Pick out the lines below with "entirely" and list them.

Saved data entries

□ □ □ □

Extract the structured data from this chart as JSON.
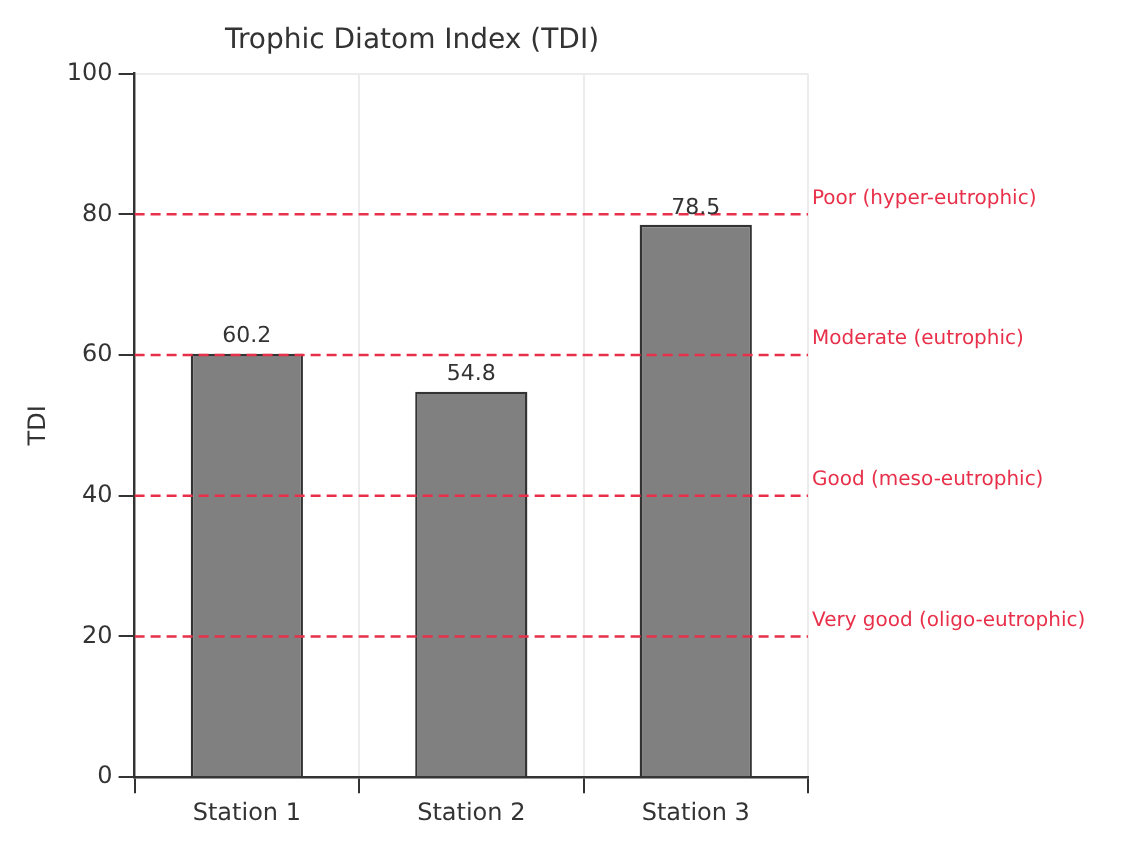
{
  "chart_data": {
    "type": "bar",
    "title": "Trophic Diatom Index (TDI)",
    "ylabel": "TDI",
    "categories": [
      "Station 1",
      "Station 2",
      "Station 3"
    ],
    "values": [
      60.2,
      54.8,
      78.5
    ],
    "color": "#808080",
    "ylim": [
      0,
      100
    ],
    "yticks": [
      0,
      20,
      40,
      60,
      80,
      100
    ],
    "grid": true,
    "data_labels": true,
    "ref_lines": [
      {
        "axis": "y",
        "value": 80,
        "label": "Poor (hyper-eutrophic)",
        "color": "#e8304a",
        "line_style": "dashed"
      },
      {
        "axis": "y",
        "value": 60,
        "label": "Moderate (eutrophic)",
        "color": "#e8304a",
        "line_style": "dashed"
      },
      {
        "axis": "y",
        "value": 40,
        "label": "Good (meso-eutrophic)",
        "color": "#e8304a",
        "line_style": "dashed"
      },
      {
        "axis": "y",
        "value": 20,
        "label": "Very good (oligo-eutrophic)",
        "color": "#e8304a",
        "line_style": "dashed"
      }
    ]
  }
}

□ □ □ □

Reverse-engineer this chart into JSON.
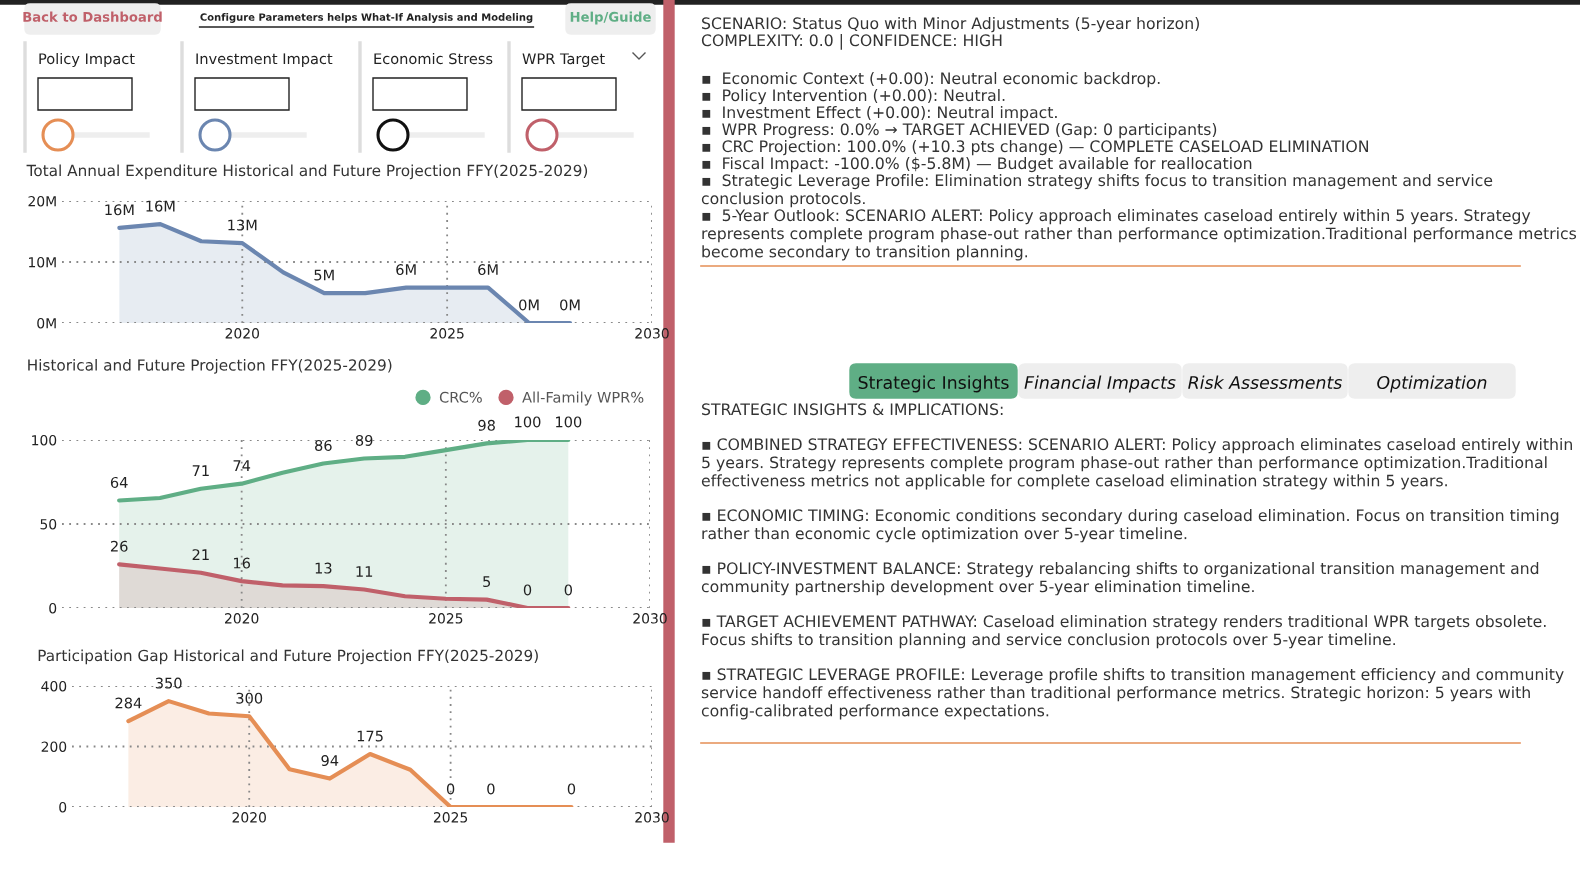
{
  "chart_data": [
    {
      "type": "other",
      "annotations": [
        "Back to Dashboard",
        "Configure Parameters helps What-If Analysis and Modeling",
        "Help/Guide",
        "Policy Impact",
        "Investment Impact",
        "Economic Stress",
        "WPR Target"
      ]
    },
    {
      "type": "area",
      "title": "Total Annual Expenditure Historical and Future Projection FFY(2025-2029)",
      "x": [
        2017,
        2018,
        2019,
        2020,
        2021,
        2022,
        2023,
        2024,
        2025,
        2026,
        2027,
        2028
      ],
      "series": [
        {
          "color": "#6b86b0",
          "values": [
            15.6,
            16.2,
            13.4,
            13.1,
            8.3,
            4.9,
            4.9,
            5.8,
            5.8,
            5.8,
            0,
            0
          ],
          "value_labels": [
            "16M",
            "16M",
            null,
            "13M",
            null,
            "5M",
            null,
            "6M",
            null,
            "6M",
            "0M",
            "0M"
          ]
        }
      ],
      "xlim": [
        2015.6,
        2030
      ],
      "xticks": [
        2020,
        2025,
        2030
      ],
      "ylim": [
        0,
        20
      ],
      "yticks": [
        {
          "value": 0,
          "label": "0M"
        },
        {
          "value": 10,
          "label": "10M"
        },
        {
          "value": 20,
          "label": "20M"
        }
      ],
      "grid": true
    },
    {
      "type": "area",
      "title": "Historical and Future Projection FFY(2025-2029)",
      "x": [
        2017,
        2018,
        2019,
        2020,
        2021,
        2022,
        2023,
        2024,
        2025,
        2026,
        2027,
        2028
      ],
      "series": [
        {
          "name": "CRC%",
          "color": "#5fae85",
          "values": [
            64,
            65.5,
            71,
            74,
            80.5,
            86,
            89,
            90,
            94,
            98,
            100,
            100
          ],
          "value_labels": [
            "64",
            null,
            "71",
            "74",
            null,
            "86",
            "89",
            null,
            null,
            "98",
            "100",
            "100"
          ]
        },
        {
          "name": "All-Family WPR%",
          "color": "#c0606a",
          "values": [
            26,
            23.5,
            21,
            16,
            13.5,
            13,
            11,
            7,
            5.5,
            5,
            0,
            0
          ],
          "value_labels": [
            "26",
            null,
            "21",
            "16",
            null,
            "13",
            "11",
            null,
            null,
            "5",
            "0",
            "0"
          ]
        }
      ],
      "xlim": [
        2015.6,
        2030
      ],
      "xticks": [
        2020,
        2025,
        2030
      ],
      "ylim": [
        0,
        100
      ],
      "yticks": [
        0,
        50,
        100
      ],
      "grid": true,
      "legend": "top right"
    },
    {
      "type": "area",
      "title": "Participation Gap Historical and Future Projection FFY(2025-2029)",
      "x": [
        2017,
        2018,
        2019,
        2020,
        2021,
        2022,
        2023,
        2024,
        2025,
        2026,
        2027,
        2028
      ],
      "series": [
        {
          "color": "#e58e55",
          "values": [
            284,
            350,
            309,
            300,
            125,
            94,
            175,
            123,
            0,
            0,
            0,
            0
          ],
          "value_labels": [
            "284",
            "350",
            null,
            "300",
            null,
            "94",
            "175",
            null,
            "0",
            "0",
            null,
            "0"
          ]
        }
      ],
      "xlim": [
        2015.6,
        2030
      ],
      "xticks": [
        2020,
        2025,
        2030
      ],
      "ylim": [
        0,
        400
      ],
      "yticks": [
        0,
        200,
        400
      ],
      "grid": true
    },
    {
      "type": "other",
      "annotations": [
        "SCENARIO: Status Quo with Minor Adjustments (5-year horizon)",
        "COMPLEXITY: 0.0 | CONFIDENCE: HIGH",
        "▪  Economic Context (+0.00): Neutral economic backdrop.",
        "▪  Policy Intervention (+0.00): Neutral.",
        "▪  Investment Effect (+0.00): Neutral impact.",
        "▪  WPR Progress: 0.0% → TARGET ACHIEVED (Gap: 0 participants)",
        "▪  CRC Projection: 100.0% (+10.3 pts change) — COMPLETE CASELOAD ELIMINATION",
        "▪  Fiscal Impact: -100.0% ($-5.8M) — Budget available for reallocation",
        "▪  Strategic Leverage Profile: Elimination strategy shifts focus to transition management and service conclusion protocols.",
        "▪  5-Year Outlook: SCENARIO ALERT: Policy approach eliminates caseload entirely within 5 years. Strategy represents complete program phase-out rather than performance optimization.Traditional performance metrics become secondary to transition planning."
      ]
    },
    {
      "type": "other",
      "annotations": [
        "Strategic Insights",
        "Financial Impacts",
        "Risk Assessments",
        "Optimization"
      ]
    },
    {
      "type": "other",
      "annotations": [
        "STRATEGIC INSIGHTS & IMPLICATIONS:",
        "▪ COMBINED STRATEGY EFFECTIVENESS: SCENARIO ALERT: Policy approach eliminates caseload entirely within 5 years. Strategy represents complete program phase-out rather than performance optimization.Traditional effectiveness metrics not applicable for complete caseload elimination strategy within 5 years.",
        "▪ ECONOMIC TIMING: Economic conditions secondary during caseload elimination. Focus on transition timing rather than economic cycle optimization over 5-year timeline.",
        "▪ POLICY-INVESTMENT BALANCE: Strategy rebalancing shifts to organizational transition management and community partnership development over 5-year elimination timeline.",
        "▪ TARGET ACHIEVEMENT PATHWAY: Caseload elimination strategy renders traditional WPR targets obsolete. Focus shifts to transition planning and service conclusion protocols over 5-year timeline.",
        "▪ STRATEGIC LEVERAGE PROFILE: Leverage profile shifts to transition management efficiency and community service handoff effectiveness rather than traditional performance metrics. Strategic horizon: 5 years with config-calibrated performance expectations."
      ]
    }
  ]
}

□ □ □ □

#### WRITTEN ANSWER
        "▪  5-Year Outlook: SCENARIO ALERT: Policy approach eliminates caseload entirely within 5 years. Strategy represents complete program phase-out rather than performance optimization.Traditional performance metrics become secondary to transition planning."
        "▪ COMBINED STRATEGY EFFECTIVENESS: SCENARIO ALERT: Policy approach eliminates caseload entirely within 5 years. Strategy represents complete program phase-out rather than performance optimization.Traditional effectiveness metrics not applicable for complete caseload elimination strategy within 5 years.",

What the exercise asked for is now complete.